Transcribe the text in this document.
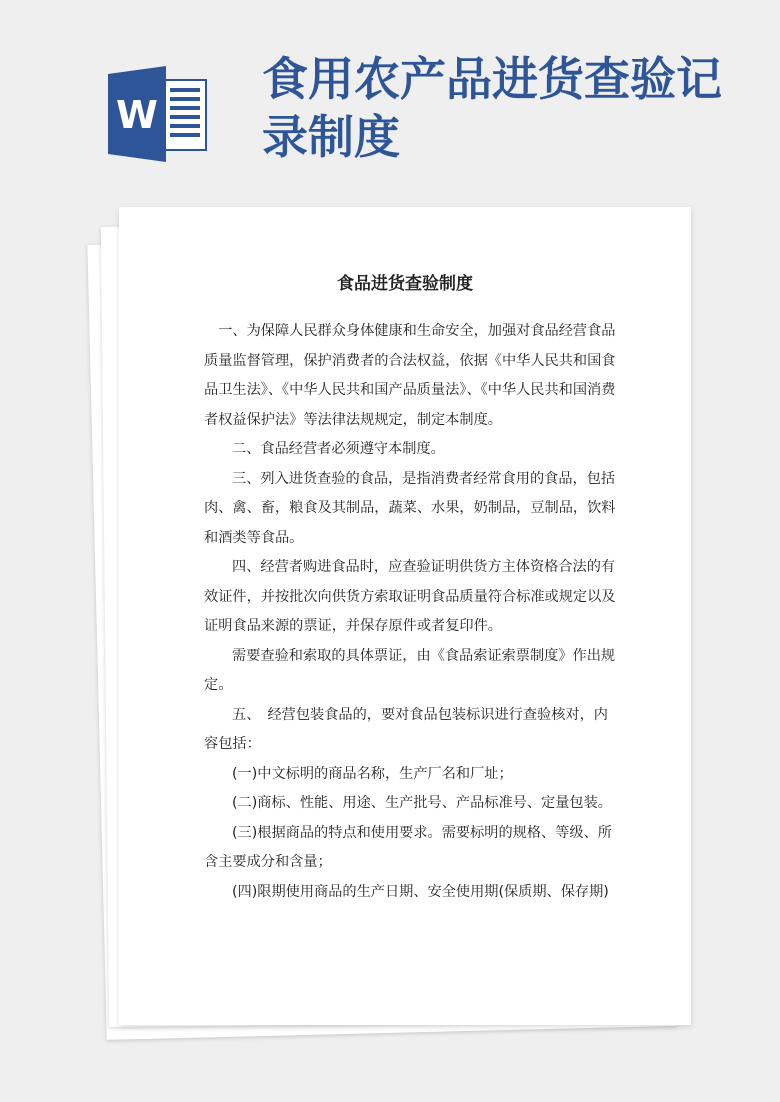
W
食用农产品进货查验记录制度
食品进货查验制度

　一、为保障人民群众身体健康和生命安全，加强对食品经营食品质量监督管理，保护消费者的合法权益，依据《中华人民共和国食品卫生法》、《中华人民共和国产品质量法》、《中华人民共和国消费者权益保护法》等法律法规规定，制定本制度。

二、食品经营者必须遵守本制度。

三、列入进货查验的食品，是指消费者经常食用的食品，包括肉、禽、畜，粮食及其制品，蔬菜、水果，奶制品，豆制品，饮料和酒类等食品。

四、经营者购进食品时，应查验证明供货方主体资格合法的有效证件，并按批次向供货方索取证明食品质量符合标准或规定以及证明食品来源的票证，并保存原件或者复印件。

需要查验和索取的具体票证，由《食品索证索票制度》作出规定。

五、　经营包装食品的，要对食品包装标识进行查验核对，内容包括：

(一)中文标明的商品名称，生产厂名和厂址；

(二)商标、性能、用途、生产批号、产品标准号、定量包装。

(三)根据商品的特点和使用要求。需要标明的规格、等级、所含主要成分和含量；

(四)限期使用商品的生产日期、安全使用期(保质期、保存期)
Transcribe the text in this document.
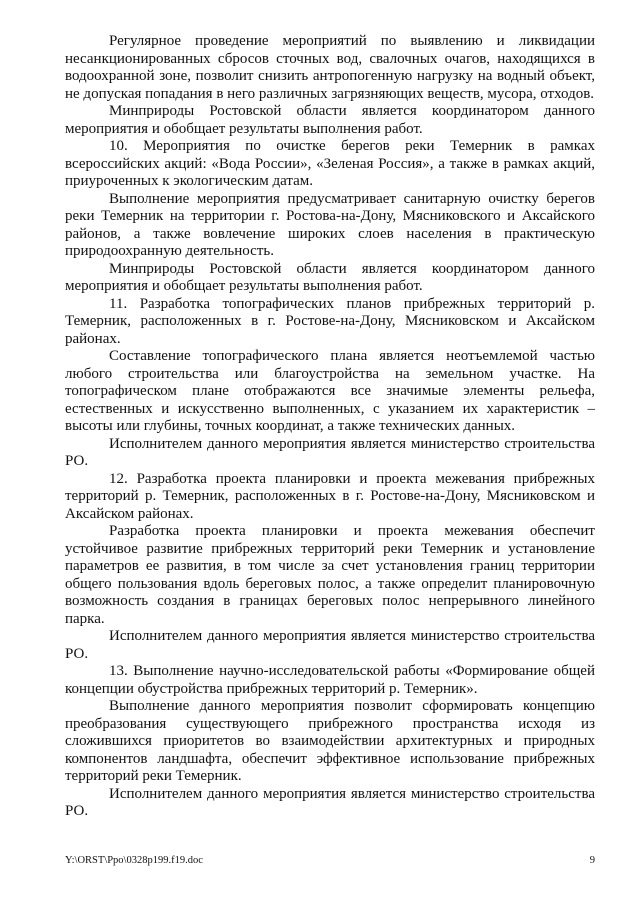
Регулярное проведение мероприятий по выявлению и ликвидации несанкционированных сбросов сточных вод, свалочных очагов, находящихся в водоохранной зоне, позволит снизить антропогенную нагрузку на водный объект, не допуская попадания в него различных загрязняющих веществ, мусора, отходов.

Минприроды Ростовской области является координатором данного мероприятия и обобщает результаты выполнения работ.

10. Мероприятия по очистке берегов реки Темерник в рамках всероссийских акций: «Вода России», «Зеленая Россия», а также в рамках акций, приуроченных к экологическим датам.

Выполнение мероприятия предусматривает санитарную очистку берегов реки Темерник на территории г. Ростова-на-Дону, Мясниковского и Аксайского районов, а также вовлечение широких слоев населения в практическую природоохранную деятельность.

Минприроды Ростовской области является координатором данного мероприятия и обобщает результаты выполнения работ.

11. Разработка топографических планов прибрежных территорий р. Темерник, расположенных в г. Ростове-на-Дону, Мясниковском и Аксайском районах.

Составление топографического плана является неотъемлемой частью любого строительства или благоустройства на земельном участке. На топографическом плане отображаются все значимые элементы рельефа, естественных и искусственно выполненных, с указанием их характеристик – высоты или глубины, точных координат, а также технических данных.

Исполнителем данного мероприятия является министерство строительства РО.

12. Разработка проекта планировки и проекта межевания прибрежных территорий р. Темерник, расположенных в г. Ростове-на-Дону, Мясниковском и Аксайском районах.

Разработка проекта планировки и проекта межевания обеспечит устойчивое развитие прибрежных территорий реки Темерник и установление параметров ее развития, в том числе за счет установления границ территории общего пользования вдоль береговых полос, а также определит планировочную возможность создания в границах береговых полос непрерывного линейного парка.

Исполнителем данного мероприятия является министерство строительства РО.

13. Выполнение научно-исследовательской работы «Формирование общей концепции обустройства прибрежных территорий р. Темерник».

Выполнение данного мероприятия позволит сформировать концепцию преобразования существующего прибрежного пространства исходя из сложившихся приоритетов во взаимодействии архитектурных и природных компонентов ландшафта, обеспечит эффективное использование прибрежных территорий реки Темерник.

Исполнителем данного мероприятия является министерство строительства РО.

Y:\ORST\Ppo\0328p199.f19.doc	9
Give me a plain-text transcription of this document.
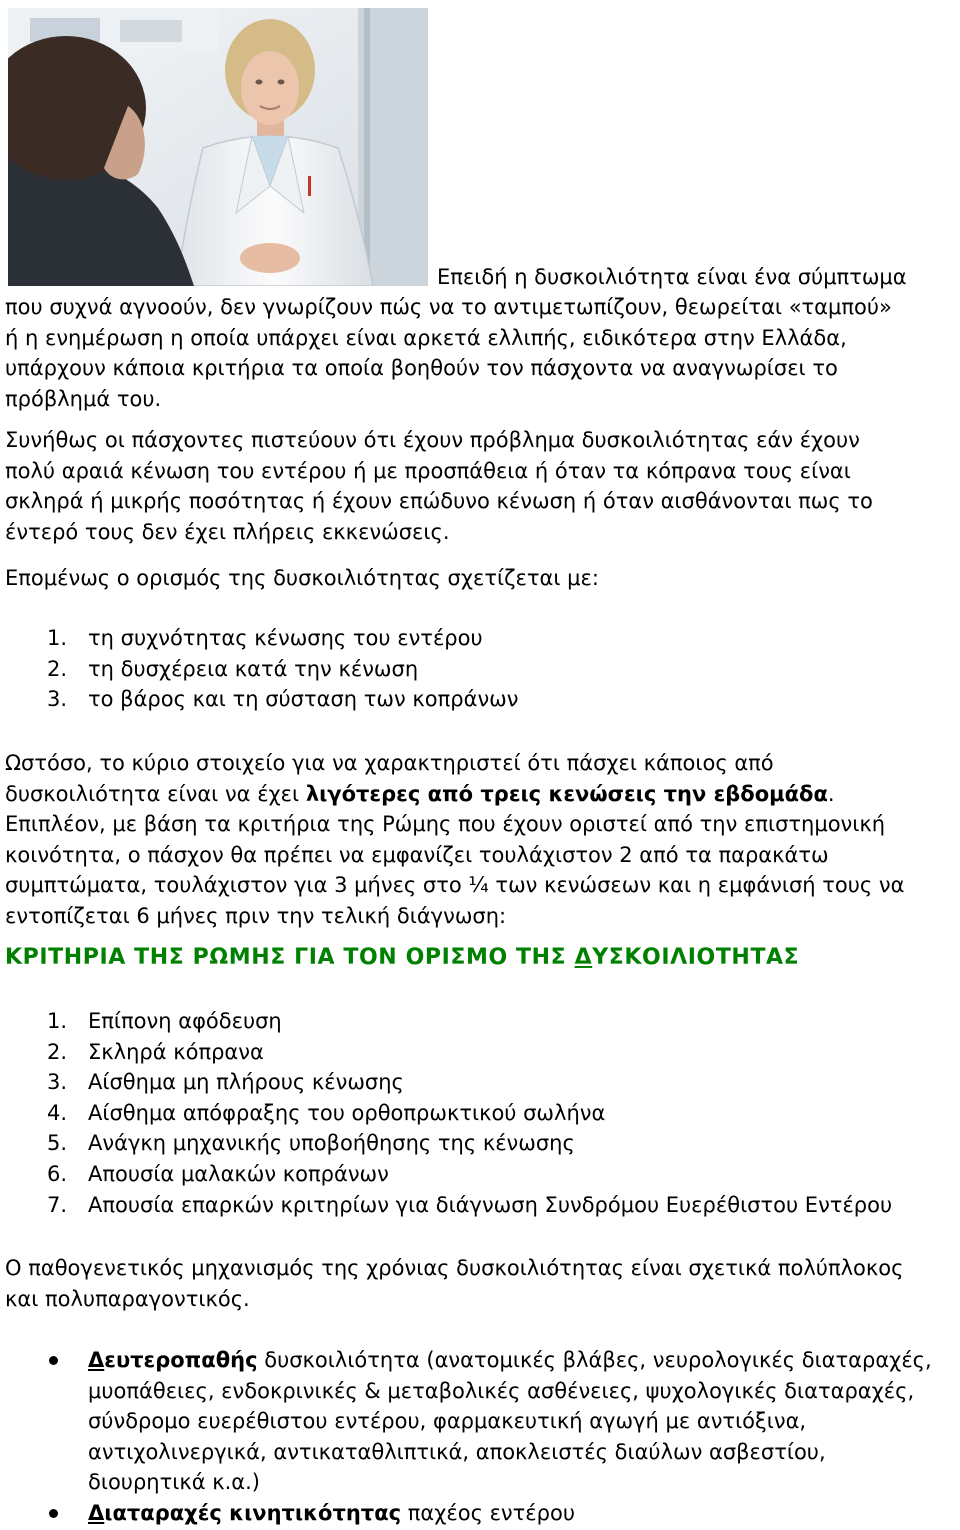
Επειδή η δυσκοιλιότητα είναι ένα σύμπτωμα
που συχνά αγνοούν, δεν γνωρίζουν πώς να το αντιμετωπίζουν, θεωρείται «ταμπού»
ή η ενημέρωση η οποία υπάρχει είναι αρκετά ελλιπής, ειδικότερα στην Ελλάδα,
υπάρχουν κάποια κριτήρια τα οποία βοηθούν τον πάσχοντα να αναγνωρίσει το
πρόβλημά του.
Συνήθως οι πάσχοντες πιστεύουν ότι έχουν πρόβλημα δυσκοιλιότητας εάν έχουν
πολύ αραιά κένωση του εντέρου ή με προσπάθεια ή όταν τα κόπρανα τους είναι
σκληρά ή μικρής ποσότητας ή έχουν επώδυνο κένωση ή όταν αισθάνονται πως το
έντερό τους δεν έχει πλήρεις εκκενώσεις.
Επομένως ο ορισμός της δυσκοιλιότητας σχετίζεται με:
1. τη συχνότητας κένωσης του εντέρου
2. τη δυσχέρεια κατά την κένωση
3. το βάρος και τη σύσταση των κοπράνων
Ωστόσο, το κύριο στοιχείο για να χαρακτηριστεί ότι πάσχει κάποιος από
δυσκοιλιότητα είναι να έχει λιγότερες από τρεις κενώσεις την εβδομάδα.
Επιπλέον, με βάση τα κριτήρια της Ρώμης που έχουν οριστεί από την επιστημονική
κοινότητα, ο πάσχον θα πρέπει να εμφανίζει τουλάχιστον 2 από τα παρακάτω
συμπτώματα, τουλάχιστον για 3 μήνες στο ¼ των κενώσεων και η εμφάνισή τους να
εντοπίζεται 6 μήνες πριν την τελική διάγνωση:
ΚΡΙΤΗΡΙΑ ΤΗΣ ΡΩΜΗΣ ΓΙΑ ΤΟΝ ΟΡΙΣΜΟ ΤΗΣ ΔΥΣΚΟΙΛΙΟΤΗΤΑΣ
1. Επίπονη αφόδευση
2. Σκληρά κόπρανα
3. Αίσθημα μη πλήρους κένωσης
4. Αίσθημα απόφραξης του ορθοπρωκτικού σωλήνα
5. Ανάγκη μηχανικής υποβοήθησης της κένωσης
6. Απουσία μαλακών κοπράνων
7. Απουσία επαρκών κριτηρίων για διάγνωση Συνδρόμου Ευερέθιστου Εντέρου
Ο παθογενετικός μηχανισμός της χρόνιας δυσκοιλιότητας είναι σχετικά πολύπλοκος
και πολυπαραγοντικός.
Δευτεροπαθής δυσκοιλιότητα (ανατομικές βλάβες, νευρολογικές διαταραχές,
μυοπάθειες, ενδοκρινικές & μεταβολικές ασθένειες, ψυχολογικές διαταραχές,
σύνδρομο ευερέθιστου εντέρου, φαρμακευτική αγωγή με αντιόξινα,
αντιχολινεργικά, αντικαταθλιπτικά, αποκλειστές διαύλων ασβεστίου,
διουρητικά κ.α.)
Διαταραχές κινητικότητας παχέος εντέρου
****************
## [WRITTEN REQUEST]
Find all lines where the word "расположенных" appears. Copy them.

## [RESULT BELOW]
11. Разработка топографических планов прибрежных территорий р. Темерник, расположенных в г. Ростове-на-Дону, Мясниковском и Аксайском районах.
12. Разработка проекта планировки и проекта межевания прибрежных территорий р. Темерник, расположенных в г. Ростове-на-Дону, Мясниковском и Аксайском районах.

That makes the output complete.